- [Stated problem]:
Determine how many lines of the records include "name", and answer with the number alone.

--- Start ---

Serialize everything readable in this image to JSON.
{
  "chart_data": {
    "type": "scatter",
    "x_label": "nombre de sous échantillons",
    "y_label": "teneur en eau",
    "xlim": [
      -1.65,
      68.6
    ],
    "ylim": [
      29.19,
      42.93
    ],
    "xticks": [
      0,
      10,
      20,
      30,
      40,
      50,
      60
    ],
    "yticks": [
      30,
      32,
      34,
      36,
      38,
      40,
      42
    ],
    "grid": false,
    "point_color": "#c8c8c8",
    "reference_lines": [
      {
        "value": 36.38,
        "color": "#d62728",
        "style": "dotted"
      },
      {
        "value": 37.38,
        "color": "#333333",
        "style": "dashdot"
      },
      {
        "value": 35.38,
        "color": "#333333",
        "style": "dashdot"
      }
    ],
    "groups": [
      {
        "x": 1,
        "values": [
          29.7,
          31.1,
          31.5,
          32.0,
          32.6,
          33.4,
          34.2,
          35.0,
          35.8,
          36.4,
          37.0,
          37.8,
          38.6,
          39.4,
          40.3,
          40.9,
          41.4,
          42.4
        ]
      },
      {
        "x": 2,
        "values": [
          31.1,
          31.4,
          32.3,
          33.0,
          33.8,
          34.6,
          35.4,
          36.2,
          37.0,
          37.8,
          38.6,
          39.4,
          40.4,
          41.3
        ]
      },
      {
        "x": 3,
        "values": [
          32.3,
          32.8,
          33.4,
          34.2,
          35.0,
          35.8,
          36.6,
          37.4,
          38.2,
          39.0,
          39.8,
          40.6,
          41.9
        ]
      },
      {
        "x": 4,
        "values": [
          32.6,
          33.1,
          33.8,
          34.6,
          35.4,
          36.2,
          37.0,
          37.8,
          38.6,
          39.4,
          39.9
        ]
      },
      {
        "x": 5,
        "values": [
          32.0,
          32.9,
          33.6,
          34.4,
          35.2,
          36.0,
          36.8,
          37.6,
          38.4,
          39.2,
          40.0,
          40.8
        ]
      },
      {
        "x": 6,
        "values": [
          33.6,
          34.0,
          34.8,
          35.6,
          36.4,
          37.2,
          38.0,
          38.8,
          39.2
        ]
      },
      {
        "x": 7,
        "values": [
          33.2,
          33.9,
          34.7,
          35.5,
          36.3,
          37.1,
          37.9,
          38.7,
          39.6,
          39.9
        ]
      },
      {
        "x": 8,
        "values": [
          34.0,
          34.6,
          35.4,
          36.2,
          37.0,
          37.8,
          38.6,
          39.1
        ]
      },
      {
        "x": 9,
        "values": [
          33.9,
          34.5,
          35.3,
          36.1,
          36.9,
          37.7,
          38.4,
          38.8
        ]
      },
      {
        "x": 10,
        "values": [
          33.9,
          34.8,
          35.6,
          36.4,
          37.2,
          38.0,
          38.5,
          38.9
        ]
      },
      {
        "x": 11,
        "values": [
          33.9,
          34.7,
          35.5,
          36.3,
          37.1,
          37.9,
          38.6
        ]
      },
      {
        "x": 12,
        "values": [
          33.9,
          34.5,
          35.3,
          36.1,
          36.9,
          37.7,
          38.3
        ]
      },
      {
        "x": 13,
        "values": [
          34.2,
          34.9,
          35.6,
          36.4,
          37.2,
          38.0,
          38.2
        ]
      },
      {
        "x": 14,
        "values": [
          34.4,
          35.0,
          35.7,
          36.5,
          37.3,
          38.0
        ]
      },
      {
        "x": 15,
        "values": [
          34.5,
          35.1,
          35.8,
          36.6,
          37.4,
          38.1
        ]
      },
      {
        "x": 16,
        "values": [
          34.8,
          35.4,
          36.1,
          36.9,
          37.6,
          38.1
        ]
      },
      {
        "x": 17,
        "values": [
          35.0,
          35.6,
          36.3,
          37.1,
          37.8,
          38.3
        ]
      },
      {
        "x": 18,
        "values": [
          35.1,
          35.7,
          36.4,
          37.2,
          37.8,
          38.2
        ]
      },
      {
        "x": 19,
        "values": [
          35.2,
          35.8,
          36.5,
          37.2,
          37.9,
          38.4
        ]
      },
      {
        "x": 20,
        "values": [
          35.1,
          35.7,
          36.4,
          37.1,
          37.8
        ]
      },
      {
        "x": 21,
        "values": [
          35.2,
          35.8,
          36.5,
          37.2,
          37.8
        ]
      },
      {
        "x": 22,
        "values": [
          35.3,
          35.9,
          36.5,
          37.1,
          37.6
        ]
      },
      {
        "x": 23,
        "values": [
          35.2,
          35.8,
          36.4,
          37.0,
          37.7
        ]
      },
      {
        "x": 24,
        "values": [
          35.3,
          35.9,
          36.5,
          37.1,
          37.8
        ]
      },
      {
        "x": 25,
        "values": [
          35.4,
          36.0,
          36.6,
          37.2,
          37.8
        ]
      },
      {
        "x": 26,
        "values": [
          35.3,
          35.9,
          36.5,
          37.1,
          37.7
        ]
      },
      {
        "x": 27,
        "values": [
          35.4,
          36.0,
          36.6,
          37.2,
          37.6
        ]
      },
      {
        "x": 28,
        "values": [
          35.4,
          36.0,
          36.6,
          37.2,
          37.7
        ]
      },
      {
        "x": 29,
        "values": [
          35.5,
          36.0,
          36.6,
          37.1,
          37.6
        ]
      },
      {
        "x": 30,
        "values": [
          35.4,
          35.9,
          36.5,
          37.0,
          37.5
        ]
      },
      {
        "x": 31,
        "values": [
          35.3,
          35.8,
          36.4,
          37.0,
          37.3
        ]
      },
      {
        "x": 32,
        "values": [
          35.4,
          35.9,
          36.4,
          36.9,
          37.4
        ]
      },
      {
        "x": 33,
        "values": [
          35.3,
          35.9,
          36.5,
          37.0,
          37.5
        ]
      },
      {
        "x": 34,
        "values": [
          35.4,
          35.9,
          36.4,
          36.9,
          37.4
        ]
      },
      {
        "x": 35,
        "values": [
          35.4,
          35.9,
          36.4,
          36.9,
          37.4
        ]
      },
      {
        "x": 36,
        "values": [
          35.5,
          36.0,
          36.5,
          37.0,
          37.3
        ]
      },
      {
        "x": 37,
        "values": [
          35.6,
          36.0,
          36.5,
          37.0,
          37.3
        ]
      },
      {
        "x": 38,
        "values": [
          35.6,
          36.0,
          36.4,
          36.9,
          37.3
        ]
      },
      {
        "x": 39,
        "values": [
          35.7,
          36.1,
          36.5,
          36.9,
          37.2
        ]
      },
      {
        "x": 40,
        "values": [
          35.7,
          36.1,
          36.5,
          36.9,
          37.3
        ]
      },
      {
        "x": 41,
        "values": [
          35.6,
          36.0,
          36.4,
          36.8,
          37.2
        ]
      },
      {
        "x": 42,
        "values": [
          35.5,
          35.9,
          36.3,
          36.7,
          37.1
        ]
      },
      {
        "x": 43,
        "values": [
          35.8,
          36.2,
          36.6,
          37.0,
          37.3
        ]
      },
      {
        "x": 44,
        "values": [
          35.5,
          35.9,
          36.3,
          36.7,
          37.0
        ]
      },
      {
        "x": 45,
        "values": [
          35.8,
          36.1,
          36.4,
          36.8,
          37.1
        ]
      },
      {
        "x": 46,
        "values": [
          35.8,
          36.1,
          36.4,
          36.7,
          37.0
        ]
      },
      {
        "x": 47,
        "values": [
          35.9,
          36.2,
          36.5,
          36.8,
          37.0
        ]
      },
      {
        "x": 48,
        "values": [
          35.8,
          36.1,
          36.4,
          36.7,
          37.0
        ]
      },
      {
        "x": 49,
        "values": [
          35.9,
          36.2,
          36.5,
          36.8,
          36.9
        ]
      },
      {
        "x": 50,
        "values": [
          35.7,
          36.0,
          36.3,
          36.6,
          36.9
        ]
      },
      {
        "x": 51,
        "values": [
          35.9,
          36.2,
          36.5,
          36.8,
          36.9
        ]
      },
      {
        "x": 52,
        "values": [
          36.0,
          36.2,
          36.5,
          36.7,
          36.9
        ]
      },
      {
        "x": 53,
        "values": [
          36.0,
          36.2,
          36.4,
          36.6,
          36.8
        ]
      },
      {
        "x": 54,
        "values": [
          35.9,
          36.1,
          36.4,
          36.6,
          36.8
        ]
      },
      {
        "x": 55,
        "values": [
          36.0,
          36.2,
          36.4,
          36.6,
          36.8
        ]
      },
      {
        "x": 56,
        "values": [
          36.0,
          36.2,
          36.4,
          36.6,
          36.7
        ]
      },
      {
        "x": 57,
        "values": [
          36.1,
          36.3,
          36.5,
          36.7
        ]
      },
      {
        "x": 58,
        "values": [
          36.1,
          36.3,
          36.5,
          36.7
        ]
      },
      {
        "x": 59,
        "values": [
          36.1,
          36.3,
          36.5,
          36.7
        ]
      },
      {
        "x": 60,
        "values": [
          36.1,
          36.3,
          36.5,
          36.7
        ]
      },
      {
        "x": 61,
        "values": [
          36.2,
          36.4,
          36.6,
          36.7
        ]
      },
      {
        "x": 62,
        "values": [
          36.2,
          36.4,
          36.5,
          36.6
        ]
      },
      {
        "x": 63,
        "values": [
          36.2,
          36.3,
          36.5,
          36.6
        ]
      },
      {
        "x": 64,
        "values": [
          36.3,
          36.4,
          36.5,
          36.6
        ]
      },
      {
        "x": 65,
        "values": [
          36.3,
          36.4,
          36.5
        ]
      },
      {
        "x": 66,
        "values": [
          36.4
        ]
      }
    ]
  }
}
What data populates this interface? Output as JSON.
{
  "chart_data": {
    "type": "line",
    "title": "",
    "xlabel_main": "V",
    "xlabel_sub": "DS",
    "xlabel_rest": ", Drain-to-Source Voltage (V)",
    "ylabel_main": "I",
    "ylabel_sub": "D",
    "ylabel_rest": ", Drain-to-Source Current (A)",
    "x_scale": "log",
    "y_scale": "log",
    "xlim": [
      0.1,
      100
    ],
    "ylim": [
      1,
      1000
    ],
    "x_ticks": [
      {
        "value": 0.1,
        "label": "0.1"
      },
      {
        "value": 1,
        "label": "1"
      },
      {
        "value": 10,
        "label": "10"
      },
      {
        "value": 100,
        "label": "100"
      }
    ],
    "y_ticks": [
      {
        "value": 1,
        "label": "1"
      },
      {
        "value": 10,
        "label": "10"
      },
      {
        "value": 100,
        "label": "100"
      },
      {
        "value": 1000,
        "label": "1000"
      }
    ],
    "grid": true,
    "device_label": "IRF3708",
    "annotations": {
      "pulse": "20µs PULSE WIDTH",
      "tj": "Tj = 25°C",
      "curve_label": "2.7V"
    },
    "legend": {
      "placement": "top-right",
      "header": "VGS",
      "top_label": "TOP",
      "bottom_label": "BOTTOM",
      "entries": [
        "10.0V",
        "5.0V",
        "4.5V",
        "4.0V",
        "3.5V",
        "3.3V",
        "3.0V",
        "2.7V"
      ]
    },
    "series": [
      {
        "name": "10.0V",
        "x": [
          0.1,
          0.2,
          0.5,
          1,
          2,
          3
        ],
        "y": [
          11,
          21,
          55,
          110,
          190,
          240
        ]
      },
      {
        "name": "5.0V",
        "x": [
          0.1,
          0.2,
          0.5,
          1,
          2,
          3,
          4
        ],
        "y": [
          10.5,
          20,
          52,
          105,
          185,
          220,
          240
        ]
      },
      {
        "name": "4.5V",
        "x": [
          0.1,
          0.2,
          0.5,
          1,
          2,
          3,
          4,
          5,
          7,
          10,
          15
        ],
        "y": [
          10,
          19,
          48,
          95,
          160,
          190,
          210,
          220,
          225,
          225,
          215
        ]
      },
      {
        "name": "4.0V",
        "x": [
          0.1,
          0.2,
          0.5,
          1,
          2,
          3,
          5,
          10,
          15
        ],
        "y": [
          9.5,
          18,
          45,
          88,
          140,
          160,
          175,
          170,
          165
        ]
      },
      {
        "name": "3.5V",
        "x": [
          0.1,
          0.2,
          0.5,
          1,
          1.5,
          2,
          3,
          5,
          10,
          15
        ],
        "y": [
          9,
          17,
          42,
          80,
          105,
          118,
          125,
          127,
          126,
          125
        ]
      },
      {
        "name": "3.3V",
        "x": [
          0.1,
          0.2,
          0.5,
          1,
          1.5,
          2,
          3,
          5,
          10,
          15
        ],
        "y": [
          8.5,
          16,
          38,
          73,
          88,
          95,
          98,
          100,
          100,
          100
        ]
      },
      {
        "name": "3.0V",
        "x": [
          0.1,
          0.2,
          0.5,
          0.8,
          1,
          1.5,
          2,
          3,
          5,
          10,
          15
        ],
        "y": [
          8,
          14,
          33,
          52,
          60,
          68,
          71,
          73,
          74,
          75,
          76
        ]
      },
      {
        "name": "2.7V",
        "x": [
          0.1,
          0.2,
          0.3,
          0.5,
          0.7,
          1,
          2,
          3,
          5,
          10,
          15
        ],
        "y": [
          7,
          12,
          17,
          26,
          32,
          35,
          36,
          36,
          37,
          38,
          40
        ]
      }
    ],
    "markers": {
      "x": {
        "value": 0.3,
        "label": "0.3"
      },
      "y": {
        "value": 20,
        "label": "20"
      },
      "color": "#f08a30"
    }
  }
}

--- End ---

- [Reply]:
8